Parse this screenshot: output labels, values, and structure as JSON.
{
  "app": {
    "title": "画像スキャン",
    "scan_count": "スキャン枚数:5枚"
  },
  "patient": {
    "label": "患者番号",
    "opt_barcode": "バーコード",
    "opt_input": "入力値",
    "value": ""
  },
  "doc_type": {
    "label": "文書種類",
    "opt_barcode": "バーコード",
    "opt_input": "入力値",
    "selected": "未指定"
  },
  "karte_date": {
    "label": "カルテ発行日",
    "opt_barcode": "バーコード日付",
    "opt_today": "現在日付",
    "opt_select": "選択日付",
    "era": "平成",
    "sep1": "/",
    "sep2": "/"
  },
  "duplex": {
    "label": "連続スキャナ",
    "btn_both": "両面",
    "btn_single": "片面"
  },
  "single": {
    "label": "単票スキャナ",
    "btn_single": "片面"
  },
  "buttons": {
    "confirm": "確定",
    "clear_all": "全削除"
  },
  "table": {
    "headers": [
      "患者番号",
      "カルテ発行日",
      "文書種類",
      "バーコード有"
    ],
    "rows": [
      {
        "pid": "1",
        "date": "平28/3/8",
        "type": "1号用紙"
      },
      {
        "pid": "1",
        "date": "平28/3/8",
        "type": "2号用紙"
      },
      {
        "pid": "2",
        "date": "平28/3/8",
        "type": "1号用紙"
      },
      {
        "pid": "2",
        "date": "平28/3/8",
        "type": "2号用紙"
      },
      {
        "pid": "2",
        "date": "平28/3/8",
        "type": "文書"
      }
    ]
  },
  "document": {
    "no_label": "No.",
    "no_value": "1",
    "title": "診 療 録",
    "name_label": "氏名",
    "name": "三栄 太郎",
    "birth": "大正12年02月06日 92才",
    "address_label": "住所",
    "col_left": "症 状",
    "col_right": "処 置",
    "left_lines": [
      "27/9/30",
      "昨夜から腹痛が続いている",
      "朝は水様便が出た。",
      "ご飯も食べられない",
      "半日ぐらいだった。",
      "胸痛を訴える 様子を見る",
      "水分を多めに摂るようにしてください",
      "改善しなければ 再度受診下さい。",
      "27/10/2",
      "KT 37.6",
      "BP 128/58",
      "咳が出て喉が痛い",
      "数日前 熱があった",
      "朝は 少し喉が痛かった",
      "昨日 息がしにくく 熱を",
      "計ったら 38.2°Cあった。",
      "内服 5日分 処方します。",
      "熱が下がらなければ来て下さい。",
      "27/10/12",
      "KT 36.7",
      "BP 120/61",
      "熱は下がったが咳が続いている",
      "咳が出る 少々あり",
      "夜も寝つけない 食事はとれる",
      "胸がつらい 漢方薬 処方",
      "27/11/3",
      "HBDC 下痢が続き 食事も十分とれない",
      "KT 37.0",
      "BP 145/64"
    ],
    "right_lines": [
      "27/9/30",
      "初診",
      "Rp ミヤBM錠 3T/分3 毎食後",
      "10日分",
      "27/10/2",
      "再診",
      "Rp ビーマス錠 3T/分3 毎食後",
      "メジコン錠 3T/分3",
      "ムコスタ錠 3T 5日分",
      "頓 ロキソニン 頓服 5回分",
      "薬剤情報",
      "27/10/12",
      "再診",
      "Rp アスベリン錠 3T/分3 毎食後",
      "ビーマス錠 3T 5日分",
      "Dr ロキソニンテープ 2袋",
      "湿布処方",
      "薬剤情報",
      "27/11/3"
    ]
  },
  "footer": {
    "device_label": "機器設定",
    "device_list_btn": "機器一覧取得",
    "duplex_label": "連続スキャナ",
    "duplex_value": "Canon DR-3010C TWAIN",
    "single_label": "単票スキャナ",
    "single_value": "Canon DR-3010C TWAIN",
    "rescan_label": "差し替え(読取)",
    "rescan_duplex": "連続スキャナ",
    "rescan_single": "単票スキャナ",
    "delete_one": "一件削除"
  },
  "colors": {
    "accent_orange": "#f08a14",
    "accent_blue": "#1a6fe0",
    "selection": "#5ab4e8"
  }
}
+ + + +
*Given exercise*:
Write out every entry verbatim.

*Written answer*:
Parse this screenshot: output labels, values, and structure as JSON.
{
  "app": {
    "title": "画像スキャン",
    "scan_count": "スキャン枚数:5枚"
  },
  "patient": {
    "label": "患者番号",
    "opt_barcode": "バーコード",
    "opt_input": "入力値",
    "value": ""
  },
  "doc_type": {
    "label": "文書種類",
    "opt_barcode": "バーコード",
    "opt_input": "入力値",
    "selected": "未指定"
  },
  "karte_date": {
    "label": "カルテ発行日",
    "opt_barcode": "バーコード日付",
    "opt_today": "現在日付",
    "opt_select": "選択日付",
    "era": "平成",
    "sep1": "/",
    "sep2": "/"
  },
  "duplex": {
    "label": "連続スキャナ",
    "btn_both": "両面",
    "btn_single": "片面"
  },
  "single": {
    "label": "単票スキャナ",
    "btn_single": "片面"
  },
  "buttons": {
    "confirm": "確定",
    "clear_all": "全削除"
  },
  "table": {
    "headers": [
      "患者番号",
      "カルテ発行日",
      "文書種類",
      "バーコード有"
    ],
    "rows": [
      {
        "pid": "1",
        "date": "平28/3/8",
        "type": "1号用紙"
      },
      {
        "pid": "1",
        "date": "平28/3/8",
        "type": "2号用紙"
      },
      {
        "pid": "2",
        "date": "平28/3/8",
        "type": "1号用紙"
      },
      {
        "pid": "2",
        "date": "平28/3/8",
        "type": "2号用紙"
      },
      {
        "pid": "2",
        "date": "平28/3/8",
        "type": "文書"
      }
    ]
  },
  "document": {
    "no_label": "No.",
    "no_value": "1",
    "title": "診 療 録",
    "name_label": "氏名",
    "name": "三栄 太郎",
    "birth": "大正12年02月06日 92才",
    "address_label": "住所",
    "col_left": "症 状",
    "col_right": "処 置",
    "left_lines": [
      "27/9/30",
      "昨夜から腹痛が続いている",
      "朝は水様便が出た。",
      "ご飯も食べられない",
      "半日ぐらいだった。",
      "胸痛を訴える 様子を見る",
      "水分を多めに摂るようにしてください",
      "改善しなければ 再度受診下さい。",
      "27/10/2",
      "KT 37.6",
      "BP 128/58",
      "咳が出て喉が痛い",
      "数日前 熱があった",
      "朝は 少し喉が痛かった",
      "昨日 息がしにくく 熱を",
      "計ったら 38.2°Cあった。",
      "内服 5日分 処方します。",
      "熱が下がらなければ来て下さい。",
      "27/10/12",
      "KT 36.7",
      "BP 120/61",
      "熱は下がったが咳が続いている",
      "咳が出る 少々あり",
      "夜も寝つけない 食事はとれる",
      "胸がつらい 漢方薬 処方",
      "27/11/3",
      "HBDC 下痢が続き 食事も十分とれない",
      "KT 37.0",
      "BP 145/64"
    ],
    "right_lines": [
      "27/9/30",
      "初診",
      "Rp ミヤBM錠 3T/分3 毎食後",
      "10日分",
      "27/10/2",
      "再診",
      "Rp ビーマス錠 3T/分3 毎食後",
      "メジコン錠 3T/分3",
      "ムコスタ錠 3T 5日分",
      "頓 ロキソニン 頓服 5回分",
      "薬剤情報",
      "27/10/12",
      "再診",
      "Rp アスベリン錠 3T/分3 毎食後",
      "ビーマス錠 3T 5日分",
      "Dr ロキソニンテープ 2袋",
      "湿布処方",
      "薬剤情報",
      "27/11/3"
    ]
  },
  "footer": {
    "device_label": "機器設定",
    "device_list_btn": "機器一覧取得",
    "duplex_label": "連続スキャナ",
    "duplex_value": "Canon DR-3010C TWAIN",
    "single_label": "単票スキャナ",
    "single_value": "Canon DR-3010C TWAIN",
    "rescan_label": "差し替え(読取)",
    "rescan_duplex": "連続スキャナ",
    "rescan_single": "単票スキャナ",
    "delete_one": "一件削除"
  },
  "colors": {
    "accent_orange": "#f08a14",
    "accent_blue": "#1a6fe0",
    "selection": "#5ab4e8"
  }
}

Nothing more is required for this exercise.